··· MATERIAL
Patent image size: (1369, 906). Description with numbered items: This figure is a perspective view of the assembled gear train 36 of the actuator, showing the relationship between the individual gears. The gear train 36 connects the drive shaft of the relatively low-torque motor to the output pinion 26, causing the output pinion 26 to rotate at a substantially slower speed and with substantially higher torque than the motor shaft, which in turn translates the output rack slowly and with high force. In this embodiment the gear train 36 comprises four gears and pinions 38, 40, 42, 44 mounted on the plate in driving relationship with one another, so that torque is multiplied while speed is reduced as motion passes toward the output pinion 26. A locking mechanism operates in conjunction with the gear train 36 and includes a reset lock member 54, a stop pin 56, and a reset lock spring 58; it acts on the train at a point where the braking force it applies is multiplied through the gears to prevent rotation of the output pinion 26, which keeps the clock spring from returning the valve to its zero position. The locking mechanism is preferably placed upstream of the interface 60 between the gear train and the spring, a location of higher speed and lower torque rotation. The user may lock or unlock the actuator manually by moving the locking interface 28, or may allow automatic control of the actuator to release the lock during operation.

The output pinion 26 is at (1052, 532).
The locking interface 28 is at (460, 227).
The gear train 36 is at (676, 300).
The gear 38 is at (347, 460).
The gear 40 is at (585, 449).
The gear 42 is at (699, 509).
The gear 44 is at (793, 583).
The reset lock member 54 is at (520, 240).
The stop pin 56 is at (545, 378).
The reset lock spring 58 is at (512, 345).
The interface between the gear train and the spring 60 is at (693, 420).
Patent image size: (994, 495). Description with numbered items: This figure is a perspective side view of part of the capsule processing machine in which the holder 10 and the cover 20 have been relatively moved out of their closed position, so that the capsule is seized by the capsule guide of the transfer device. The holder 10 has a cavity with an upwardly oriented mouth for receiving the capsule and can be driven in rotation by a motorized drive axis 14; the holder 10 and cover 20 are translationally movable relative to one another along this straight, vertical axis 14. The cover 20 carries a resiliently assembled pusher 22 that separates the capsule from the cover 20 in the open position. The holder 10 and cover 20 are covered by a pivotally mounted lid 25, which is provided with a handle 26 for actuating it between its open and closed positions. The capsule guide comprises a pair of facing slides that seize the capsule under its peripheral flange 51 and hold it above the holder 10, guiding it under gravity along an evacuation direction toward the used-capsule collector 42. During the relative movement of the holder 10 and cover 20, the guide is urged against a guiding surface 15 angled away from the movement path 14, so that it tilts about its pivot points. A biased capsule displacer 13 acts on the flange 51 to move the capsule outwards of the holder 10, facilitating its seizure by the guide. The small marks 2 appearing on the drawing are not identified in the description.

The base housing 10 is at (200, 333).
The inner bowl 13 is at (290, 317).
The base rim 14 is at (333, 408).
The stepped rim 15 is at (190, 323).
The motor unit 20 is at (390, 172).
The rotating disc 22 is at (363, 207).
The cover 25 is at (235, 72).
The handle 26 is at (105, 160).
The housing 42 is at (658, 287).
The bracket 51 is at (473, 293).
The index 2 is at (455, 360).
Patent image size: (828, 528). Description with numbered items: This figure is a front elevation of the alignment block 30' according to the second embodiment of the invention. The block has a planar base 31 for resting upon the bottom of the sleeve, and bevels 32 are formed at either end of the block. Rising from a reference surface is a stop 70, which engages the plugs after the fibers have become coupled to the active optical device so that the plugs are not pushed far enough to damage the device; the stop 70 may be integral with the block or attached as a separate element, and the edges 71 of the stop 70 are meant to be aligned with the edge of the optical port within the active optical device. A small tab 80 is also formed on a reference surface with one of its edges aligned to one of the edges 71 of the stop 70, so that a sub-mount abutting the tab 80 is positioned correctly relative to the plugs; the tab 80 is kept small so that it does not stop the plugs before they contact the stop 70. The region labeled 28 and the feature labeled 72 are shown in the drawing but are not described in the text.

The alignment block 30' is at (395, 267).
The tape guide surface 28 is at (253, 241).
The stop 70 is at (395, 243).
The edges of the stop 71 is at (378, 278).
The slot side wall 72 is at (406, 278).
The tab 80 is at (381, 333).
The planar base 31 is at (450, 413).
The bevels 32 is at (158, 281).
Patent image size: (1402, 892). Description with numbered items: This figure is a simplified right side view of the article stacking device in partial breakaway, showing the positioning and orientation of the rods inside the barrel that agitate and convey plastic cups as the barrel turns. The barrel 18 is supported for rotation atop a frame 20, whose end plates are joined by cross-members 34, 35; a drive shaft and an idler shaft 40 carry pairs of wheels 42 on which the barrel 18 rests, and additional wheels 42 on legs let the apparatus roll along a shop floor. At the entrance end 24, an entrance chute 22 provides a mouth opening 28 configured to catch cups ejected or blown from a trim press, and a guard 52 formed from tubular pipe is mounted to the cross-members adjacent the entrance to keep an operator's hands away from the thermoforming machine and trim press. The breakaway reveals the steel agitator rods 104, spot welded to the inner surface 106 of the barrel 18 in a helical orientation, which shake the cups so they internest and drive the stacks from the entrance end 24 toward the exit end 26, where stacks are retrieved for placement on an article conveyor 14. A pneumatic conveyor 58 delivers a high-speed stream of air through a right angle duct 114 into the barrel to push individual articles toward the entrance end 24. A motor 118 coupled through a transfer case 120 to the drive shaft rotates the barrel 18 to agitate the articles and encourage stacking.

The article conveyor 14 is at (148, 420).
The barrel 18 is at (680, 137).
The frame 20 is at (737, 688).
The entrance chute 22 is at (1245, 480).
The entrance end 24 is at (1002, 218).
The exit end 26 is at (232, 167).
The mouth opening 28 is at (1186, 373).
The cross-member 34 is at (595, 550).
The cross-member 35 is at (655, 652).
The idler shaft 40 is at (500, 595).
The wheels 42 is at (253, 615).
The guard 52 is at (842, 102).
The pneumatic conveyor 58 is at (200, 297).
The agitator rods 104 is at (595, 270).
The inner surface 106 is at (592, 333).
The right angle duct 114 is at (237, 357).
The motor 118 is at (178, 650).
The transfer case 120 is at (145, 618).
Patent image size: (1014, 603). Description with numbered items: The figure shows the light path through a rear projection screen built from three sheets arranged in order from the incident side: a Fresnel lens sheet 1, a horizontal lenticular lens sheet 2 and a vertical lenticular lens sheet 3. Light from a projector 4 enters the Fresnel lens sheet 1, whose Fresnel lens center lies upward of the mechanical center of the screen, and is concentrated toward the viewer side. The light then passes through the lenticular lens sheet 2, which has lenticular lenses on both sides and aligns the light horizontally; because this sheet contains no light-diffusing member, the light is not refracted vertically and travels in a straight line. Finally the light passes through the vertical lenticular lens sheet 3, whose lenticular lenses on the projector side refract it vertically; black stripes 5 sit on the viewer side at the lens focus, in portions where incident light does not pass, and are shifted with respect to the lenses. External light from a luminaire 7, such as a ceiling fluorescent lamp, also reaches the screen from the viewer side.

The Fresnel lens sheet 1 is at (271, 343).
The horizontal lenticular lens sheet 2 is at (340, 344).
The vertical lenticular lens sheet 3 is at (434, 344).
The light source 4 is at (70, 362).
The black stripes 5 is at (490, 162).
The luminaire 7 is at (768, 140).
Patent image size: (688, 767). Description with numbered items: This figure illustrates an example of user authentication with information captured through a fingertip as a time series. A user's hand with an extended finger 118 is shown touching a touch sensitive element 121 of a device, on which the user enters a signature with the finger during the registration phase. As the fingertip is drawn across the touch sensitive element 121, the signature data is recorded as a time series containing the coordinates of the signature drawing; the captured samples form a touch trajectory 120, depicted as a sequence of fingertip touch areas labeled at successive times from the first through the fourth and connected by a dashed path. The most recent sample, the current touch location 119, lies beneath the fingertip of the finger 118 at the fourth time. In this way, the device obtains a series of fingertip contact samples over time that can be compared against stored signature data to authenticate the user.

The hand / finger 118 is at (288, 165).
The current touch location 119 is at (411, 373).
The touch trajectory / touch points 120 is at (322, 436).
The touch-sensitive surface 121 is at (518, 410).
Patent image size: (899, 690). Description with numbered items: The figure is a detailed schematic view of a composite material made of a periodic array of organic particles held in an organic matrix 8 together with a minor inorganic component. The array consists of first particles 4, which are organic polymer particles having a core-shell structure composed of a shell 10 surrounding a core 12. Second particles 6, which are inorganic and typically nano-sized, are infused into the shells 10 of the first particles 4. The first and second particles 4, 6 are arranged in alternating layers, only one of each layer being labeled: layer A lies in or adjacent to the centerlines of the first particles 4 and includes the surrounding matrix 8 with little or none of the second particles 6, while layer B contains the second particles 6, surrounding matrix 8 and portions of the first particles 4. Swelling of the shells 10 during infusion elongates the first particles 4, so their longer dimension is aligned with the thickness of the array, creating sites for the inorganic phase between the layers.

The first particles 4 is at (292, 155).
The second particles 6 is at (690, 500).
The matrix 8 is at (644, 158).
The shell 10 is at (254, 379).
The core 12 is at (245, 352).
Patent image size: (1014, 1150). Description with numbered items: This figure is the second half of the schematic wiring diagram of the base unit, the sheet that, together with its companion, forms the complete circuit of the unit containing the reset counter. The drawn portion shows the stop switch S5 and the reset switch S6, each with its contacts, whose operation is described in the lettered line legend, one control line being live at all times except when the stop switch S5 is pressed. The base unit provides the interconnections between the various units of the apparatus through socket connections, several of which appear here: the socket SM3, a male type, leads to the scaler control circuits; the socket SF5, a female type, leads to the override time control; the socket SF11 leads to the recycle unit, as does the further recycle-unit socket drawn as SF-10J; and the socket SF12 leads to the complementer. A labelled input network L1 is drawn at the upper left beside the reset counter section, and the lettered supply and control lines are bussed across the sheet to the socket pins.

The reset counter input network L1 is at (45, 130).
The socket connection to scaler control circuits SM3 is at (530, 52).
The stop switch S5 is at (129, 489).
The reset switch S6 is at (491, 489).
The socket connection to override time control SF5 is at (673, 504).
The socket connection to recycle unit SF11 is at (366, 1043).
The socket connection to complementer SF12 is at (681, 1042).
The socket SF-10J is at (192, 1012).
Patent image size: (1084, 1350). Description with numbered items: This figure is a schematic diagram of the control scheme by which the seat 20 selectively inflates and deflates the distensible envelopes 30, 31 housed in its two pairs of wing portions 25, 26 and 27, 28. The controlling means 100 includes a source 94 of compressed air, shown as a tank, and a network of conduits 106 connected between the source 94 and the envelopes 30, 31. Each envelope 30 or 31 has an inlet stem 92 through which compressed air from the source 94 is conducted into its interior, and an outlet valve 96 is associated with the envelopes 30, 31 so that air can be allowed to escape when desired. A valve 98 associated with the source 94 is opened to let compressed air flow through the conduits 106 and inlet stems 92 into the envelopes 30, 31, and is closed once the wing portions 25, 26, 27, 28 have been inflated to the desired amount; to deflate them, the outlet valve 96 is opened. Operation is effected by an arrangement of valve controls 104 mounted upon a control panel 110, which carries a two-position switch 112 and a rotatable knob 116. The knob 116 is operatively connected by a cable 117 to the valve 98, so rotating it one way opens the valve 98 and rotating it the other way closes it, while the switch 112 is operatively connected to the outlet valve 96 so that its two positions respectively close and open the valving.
······
#### [WRITTEN EXERCISE]
Arrange the lines of the records from the line containing "Patent image size: (899, 690)." to the line containing "The core 12 is at (245, 352).", both included, as a JSON list of strings with one string per line and blank lines omitted.

#### [ANSWER IN FULL]
[
  "Patent image size: (899, 690). Description with numbered items: The figure is a detailed schematic view of a composite material made of a periodic array of organic particles held in an organic matrix 8 together with a minor inorganic component. The array consists of first particles 4, which are organic polymer particles having a core-shell structure composed of a shell 10 surrounding a core 12. Second particles 6, which are inorganic and typically nano-sized, are infused into the shells 10 of the first particles 4. The first and second particles 4, 6 are arranged in alternating layers, only one of each layer being labeled: layer A lies in or adjacent to the centerlines of the first particles 4 and includes the surrounding matrix 8 with little or none of the second particles 6, while layer B contains the second particles 6, surrounding matrix 8 and portions of the first particles 4. Swelling of the shells 10 during infusion elongates the first particles 4, so their longer dimension is aligned with the thickness of the array, creating sites for the inorganic phase between the layers.",
  "The first particles 4 is at (292, 155).",
  "The second particles 6 is at (690, 500).",
  "The matrix 8 is at (644, 158).",
  "The shell 10 is at (254, 379).",
  "The core 12 is at (245, 352)."
]